## Data to process
┄┄┄┄┄┄┄┄┄┄

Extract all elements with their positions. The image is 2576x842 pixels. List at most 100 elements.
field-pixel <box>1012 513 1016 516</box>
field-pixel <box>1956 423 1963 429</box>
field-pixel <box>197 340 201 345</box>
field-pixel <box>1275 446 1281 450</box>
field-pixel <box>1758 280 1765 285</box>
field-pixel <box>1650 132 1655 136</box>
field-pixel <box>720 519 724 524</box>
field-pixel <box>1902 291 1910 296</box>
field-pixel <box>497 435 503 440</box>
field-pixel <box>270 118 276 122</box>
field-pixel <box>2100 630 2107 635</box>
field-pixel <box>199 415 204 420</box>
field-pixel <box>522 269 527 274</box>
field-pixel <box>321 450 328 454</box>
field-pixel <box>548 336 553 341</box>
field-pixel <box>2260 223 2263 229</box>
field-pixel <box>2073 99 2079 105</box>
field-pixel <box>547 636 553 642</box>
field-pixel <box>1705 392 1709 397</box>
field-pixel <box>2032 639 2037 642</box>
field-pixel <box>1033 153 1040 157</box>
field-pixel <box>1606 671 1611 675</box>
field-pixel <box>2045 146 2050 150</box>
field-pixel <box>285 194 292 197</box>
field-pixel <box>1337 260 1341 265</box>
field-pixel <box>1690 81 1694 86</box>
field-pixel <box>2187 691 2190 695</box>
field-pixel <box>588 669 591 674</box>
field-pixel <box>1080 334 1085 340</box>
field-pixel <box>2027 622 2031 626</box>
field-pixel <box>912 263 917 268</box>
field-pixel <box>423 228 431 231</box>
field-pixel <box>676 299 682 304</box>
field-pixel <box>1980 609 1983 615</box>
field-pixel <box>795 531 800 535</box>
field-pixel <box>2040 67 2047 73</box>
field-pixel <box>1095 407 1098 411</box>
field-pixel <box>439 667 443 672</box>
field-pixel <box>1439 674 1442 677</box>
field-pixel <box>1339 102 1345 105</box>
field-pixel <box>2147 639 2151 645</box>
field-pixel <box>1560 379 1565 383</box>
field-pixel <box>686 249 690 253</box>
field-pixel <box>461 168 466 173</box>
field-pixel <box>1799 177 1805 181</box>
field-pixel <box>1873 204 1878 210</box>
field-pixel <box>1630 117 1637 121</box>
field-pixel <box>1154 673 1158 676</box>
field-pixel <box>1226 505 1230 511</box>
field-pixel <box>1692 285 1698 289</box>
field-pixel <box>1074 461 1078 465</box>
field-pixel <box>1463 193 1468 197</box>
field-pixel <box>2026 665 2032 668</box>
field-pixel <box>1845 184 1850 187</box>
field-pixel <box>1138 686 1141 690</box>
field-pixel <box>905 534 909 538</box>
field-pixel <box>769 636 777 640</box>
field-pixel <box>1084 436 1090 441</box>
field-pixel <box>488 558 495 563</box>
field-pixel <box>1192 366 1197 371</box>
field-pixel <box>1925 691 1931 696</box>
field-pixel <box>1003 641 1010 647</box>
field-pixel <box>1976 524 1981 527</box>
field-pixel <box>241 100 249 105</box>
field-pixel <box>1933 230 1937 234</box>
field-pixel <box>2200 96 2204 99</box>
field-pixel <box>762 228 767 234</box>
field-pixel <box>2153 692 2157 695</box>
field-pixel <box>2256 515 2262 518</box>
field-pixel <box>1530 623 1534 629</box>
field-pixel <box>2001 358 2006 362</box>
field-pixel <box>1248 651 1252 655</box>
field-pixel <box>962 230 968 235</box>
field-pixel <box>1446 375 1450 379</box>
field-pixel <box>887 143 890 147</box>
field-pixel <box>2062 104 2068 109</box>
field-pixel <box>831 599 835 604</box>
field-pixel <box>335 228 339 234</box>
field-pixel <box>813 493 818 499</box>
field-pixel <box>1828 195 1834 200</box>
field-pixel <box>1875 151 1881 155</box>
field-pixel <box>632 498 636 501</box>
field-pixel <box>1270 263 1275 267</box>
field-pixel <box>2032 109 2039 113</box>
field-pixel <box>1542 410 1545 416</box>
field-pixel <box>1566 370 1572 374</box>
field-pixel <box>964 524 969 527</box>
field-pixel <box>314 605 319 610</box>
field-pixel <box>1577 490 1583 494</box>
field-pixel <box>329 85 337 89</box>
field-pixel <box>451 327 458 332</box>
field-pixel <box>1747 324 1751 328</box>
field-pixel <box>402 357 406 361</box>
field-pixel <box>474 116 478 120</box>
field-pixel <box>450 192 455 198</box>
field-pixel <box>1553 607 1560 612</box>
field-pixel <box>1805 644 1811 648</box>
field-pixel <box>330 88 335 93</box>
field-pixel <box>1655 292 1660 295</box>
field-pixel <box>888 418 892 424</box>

┄┄┄┄┄┄┄┄┄┄

## Short exercise
Put every line of the listing above into a JSON array of strings, with one string per line and any blank lines omitted.

## Exercise response
[
  "Extract all elements with their positions. The image is 2576x842 pixels. List at most 100 elements.",
  "field-pixel <box>1012 513 1016 516</box>",
  "field-pixel <box>1956 423 1963 429</box>",
  "field-pixel <box>197 340 201 345</box>",
  "field-pixel <box>1275 446 1281 450</box>",
  "field-pixel <box>1758 280 1765 285</box>",
  "field-pixel <box>1650 132 1655 136</box>",
  "field-pixel <box>720 519 724 524</box>",
  "field-pixel <box>1902 291 1910 296</box>",
  "field-pixel <box>497 435 503 440</box>",
  "field-pixel <box>270 118 276 122</box>",
  "field-pixel <box>2100 630 2107 635</box>",
  "field-pixel <box>199 415 204 420</box>",
  "field-pixel <box>522 269 527 274</box>",
  "field-pixel <box>321 450 328 454</box>",
  "field-pixel <box>548 336 553 341</box>",
  "field-pixel <box>2260 223 2263 229</box>",
  "field-pixel <box>2073 99 2079 105</box>",
  "field-pixel <box>547 636 553 642</box>",
  "field-pixel <box>1705 392 1709 397</box>",
  "field-pixel <box>2032 639 2037 642</box>",
  "field-pixel <box>1033 153 1040 157</box>",
  "field-pixel <box>1606 671 1611 675</box>",
  "field-pixel <box>2045 146 2050 150</box>",
  "field-pixel <box>285 194 292 197</box>",
  "field-pixel <box>1337 260 1341 265</box>",
  "field-pixel <box>1690 81 1694 86</box>",
  "field-pixel <box>2187 691 2190 695</box>",
  "field-pixel <box>588 669 591 674</box>",
  "field-pixel <box>1080 334 1085 340</box>",
  "field-pixel <box>2027 622 2031 626</box>",
  "field-pixel <box>912 263 917 268</box>",
  "field-pixel <box>423 228 431 231</box>",
  "field-pixel <box>676 299 682 304</box>",
  "field-pixel <box>1980 609 1983 615</box>",
  "field-pixel <box>795 531 800 535</box>",
  "field-pixel <box>2040 67 2047 73</box>",
  "field-pixel <box>1095 407 1098 411</box>",
  "field-pixel <box>439 667 443 672</box>",
  "field-pixel <box>1439 674 1442 677</box>",
  "field-pixel <box>1339 102 1345 105</box>",
  "field-pixel <box>2147 639 2151 645</box>",
  "field-pixel <box>1560 379 1565 383</box>",
  "field-pixel <box>686 249 690 253</box>",
  "field-pixel <box>461 168 466 173</box>",
  "field-pixel <box>1799 177 1805 181</box>",
  "field-pixel <box>1873 204 1878 210</box>",
  "field-pixel <box>1630 117 1637 121</box>",
  "field-pixel <box>1154 673 1158 676</box>",
  "field-pixel <box>1226 505 1230 511</box>",
  "field-pixel <box>1692 285 1698 289</box>",
  "field-pixel <box>1074 461 1078 465</box>",
  "field-pixel <box>1463 193 1468 197</box>",
  "field-pixel <box>2026 665 2032 668</box>",
  "field-pixel <box>1845 184 1850 187</box>",
  "field-pixel <box>1138 686 1141 690</box>",
  "field-pixel <box>905 534 909 538</box>",
  "field-pixel <box>769 636 777 640</box>",
  "field-pixel <box>1084 436 1090 441</box>",
  "field-pixel <box>488 558 495 563</box>",
  "field-pixel <box>1192 366 1197 371</box>",
  "field-pixel <box>1925 691 1931 696</box>",
  "field-pixel <box>1003 641 1010 647</box>",
  "field-pixel <box>1976 524 1981 527</box>",
  "field-pixel <box>241 100 249 105</box>",
  "field-pixel <box>1933 230 1937 234</box>",
  "field-pixel <box>2200 96 2204 99</box>",
  "field-pixel <box>762 228 767 234</box>",
  "field-pixel <box>2153 692 2157 695</box>",
  "field-pixel <box>2256 515 2262 518</box>",
  "field-pixel <box>1530 623 1534 629</box>",
  "field-pixel <box>2001 358 2006 362</box>",
  "field-pixel <box>1248 651 1252 655</box>",
  "field-pixel <box>962 230 968 235</box>",
  "field-pixel <box>1446 375 1450 379</box>",
  "field-pixel <box>887 143 890 147</box>",
  "field-pixel <box>2062 104 2068 109</box>",
  "field-pixel <box>831 599 835 604</box>",
  "field-pixel <box>335 228 339 234</box>",
  "field-pixel <box>813 493 818 499</box>",
  "field-pixel <box>1828 195 1834 200</box>",
  "field-pixel <box>1875 151 1881 155</box>",
  "field-pixel <box>632 498 636 501</box>",
  "field-pixel <box>1270 263 1275 267</box>",
  "field-pixel <box>2032 109 2039 113</box>",
  "field-pixel <box>1542 410 1545 416</box>",
  "field-pixel <box>1566 370 1572 374</box>",
  "field-pixel <box>964 524 969 527</box>",
  "field-pixel <box>314 605 319 610</box>",
  "field-pixel <box>1577 490 1583 494</box>",
  "field-pixel <box>329 85 337 89</box>",
  "field-pixel <box>451 327 458 332</box>",
  "field-pixel <box>1747 324 1751 328</box>",
  "field-pixel <box>402 357 406 361</box>",
  "field-pixel <box>474 116 478 120</box>",
  "field-pixel <box>450 192 455 198</box>",
  "field-pixel <box>1553 607 1560 612</box>",
  "field-pixel <box>1805 644 1811 648</box>",
  "field-pixel <box>330 88 335 93</box>",
  "field-pixel <box>1655 292 1660 295</box>",
  "field-pixel <box>888 418 892 424</box>"
]